WHAT IS BEING ASKED:
All of the data needs to be repeated exactly.

##### DATA SUPPLIED

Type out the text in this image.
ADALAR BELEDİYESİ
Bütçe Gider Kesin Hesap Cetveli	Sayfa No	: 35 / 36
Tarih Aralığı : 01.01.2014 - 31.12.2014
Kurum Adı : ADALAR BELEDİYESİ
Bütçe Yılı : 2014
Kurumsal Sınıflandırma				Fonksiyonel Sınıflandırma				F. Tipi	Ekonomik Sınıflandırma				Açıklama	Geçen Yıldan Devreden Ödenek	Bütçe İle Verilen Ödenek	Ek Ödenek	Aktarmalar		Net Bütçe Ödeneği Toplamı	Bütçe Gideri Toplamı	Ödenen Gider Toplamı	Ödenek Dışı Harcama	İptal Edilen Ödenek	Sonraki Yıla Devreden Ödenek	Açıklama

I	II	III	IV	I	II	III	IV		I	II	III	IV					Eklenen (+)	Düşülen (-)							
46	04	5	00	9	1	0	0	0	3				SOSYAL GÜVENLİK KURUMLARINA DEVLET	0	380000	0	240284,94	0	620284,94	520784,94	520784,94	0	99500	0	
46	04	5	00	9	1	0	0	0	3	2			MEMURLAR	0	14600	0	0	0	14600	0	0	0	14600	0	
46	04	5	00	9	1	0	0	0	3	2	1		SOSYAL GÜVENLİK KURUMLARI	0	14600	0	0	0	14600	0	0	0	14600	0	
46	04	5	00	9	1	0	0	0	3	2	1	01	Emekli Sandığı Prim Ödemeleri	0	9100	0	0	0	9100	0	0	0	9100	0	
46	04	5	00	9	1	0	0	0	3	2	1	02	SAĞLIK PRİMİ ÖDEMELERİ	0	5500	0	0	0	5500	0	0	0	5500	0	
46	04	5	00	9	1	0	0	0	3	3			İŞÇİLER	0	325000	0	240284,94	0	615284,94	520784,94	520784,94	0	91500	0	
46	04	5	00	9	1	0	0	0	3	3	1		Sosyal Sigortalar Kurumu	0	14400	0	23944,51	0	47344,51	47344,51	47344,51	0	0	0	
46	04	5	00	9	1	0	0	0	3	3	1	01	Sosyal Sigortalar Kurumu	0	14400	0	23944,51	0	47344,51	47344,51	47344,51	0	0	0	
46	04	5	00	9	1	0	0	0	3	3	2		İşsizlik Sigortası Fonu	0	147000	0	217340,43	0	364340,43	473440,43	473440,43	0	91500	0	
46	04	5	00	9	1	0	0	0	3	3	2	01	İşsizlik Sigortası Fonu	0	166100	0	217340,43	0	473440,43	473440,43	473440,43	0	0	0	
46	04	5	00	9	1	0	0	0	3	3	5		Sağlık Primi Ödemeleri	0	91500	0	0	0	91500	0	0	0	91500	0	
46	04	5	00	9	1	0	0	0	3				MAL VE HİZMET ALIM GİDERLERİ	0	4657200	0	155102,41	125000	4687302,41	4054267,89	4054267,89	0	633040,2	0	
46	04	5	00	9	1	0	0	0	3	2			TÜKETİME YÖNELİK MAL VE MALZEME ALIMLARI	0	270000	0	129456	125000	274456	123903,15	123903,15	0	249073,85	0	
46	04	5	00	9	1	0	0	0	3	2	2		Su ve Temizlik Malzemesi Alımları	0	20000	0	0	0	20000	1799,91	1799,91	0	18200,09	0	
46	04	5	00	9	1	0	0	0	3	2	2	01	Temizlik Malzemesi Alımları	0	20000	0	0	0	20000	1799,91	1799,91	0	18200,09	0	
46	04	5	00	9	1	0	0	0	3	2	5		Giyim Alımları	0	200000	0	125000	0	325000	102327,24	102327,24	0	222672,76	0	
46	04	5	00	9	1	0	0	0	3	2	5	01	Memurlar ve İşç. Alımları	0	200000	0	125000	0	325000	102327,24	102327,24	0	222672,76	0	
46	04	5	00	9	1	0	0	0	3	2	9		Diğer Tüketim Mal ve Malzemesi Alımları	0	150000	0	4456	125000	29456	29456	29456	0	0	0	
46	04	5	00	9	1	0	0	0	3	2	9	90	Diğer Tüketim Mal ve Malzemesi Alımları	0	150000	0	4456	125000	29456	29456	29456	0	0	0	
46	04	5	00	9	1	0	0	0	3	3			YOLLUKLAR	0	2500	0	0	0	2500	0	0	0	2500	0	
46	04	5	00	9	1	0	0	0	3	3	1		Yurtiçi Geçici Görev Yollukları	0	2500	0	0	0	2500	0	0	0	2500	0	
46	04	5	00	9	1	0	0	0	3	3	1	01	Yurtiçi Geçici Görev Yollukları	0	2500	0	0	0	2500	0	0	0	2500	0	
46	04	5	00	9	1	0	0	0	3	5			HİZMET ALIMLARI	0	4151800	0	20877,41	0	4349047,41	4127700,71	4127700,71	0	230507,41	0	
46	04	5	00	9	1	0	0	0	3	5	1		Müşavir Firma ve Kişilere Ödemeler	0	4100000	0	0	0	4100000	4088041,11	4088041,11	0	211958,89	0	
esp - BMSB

##########

COMPLETED TASK:
Type out the text in this image.
ADALAR BELEDİYESİ
Bütçe Gider Kesin Hesap Cetveli	Sayfa No	: 35 / 36
Tarih Aralığı : 01.01.2014 - 31.12.2014
Kurum Adı : ADALAR BELEDİYESİ
Bütçe Yılı : 2014
Kurumsal Sınıflandırma				Fonksiyonel Sınıflandırma				F. Tipi	Ekonomik Sınıflandırma				Açıklama	Geçen Yıldan Devreden Ödenek	Bütçe İle Verilen Ödenek	Ek Ödenek	Aktarmalar		Net Bütçe Ödeneği Toplamı	Bütçe Gideri Toplamı	Ödenen Gider Toplamı	Ödenek Dışı Harcama	İptal Edilen Ödenek	Sonraki Yıla Devreden Ödenek	Açıklama

I	II	III	IV	I	II	III	IV		I	II	III	IV					Eklenen (+)	Düşülen (-)							
46	04	5	00	9	1	0	0	0	3				SOSYAL GÜVENLİK KURUMLARINA DEVLET	0	380000	0	240284,94	0	620284,94	520784,94	520784,94	0	99500	0	
46	04	5	00	9	1	0	0	0	3	2			MEMURLAR	0	14600	0	0	0	14600	0	0	0	14600	0	
46	04	5	00	9	1	0	0	0	3	2	1		SOSYAL GÜVENLİK KURUMLARI	0	14600	0	0	0	14600	0	0	0	14600	0	
46	04	5	00	9	1	0	0	0	3	2	1	01	Emekli Sandığı Prim Ödemeleri	0	9100	0	0	0	9100	0	0	0	9100	0	
46	04	5	00	9	1	0	0	0	3	2	1	02	SAĞLIK PRİMİ ÖDEMELERİ	0	5500	0	0	0	5500	0	0	0	5500	0	
46	04	5	00	9	1	0	0	0	3	3			İŞÇİLER	0	325000	0	240284,94	0	615284,94	520784,94	520784,94	0	91500	0	
46	04	5	00	9	1	0	0	0	3	3	1		Sosyal Sigortalar Kurumu	0	14400	0	23944,51	0	47344,51	47344,51	47344,51	0	0	0	
46	04	5	00	9	1	0	0	0	3	3	1	01	Sosyal Sigortalar Kurumu	0	14400	0	23944,51	0	47344,51	47344,51	47344,51	0	0	0	
46	04	5	00	9	1	0	0	0	3	3	2		İşsizlik Sigortası Fonu	0	147000	0	217340,43	0	364340,43	473440,43	473440,43	0	91500	0	
46	04	5	00	9	1	0	0	0	3	3	2	01	İşsizlik Sigortası Fonu	0	166100	0	217340,43	0	473440,43	473440,43	473440,43	0	0	0	
46	04	5	00	9	1	0	0	0	3	3	5		Sağlık Primi Ödemeleri	0	91500	0	0	0	91500	0	0	0	91500	0	
46	04	5	00	9	1	0	0	0	3				MAL VE HİZMET ALIM GİDERLERİ	0	4657200	0	155102,41	125000	4687302,41	4054267,89	4054267,89	0	633040,2	0	
46	04	5	00	9	1	0	0	0	3	2			TÜKETİME YÖNELİK MAL VE MALZEME ALIMLARI	0	270000	0	129456	125000	274456	123903,15	123903,15	0	249073,85	0	
46	04	5	00	9	1	0	0	0	3	2	2		Su ve Temizlik Malzemesi Alımları	0	20000	0	0	0	20000	1799,91	1799,91	0	18200,09	0	
46	04	5	00	9	1	0	0	0	3	2	2	01	Temizlik Malzemesi Alımları	0	20000	0	0	0	20000	1799,91	1799,91	0	18200,09	0	
46	04	5	00	9	1	0	0	0	3	2	5		Giyim Alımları	0	200000	0	125000	0	325000	102327,24	102327,24	0	222672,76	0	
46	04	5	00	9	1	0	0	0	3	2	5	01	Memurlar ve İşç. Alımları	0	200000	0	125000	0	325000	102327,24	102327,24	0	222672,76	0	
46	04	5	00	9	1	0	0	0	3	2	9		Diğer Tüketim Mal ve Malzemesi Alımları	0	150000	0	4456	125000	29456	29456	29456	0	0	0	
46	04	5	00	9	1	0	0	0	3	2	9	90	Diğer Tüketim Mal ve Malzemesi Alımları	0	150000	0	4456	125000	29456	29456	29456	0	0	0	
46	04	5	00	9	1	0	0	0	3	3			YOLLUKLAR	0	2500	0	0	0	2500	0	0	0	2500	0	
46	04	5	00	9	1	0	0	0	3	3	1		Yurtiçi Geçici Görev Yollukları	0	2500	0	0	0	2500	0	0	0	2500	0	
46	04	5	00	9	1	0	0	0	3	3	1	01	Yurtiçi Geçici Görev Yollukları	0	2500	0	0	0	2500	0	0	0	2500	0	
46	04	5	00	9	1	0	0	0	3	5			HİZMET ALIMLARI	0	4151800	0	20877,41	0	4349047,41	4127700,71	4127700,71	0	230507,41	0	
46	04	5	00	9	1	0	0	0	3	5	1		Müşavir Firma ve Kişilere Ödemeler	0	4100000	0	0	0	4100000	4088041,11	4088041,11	0	211958,89	0	
esp - BMSB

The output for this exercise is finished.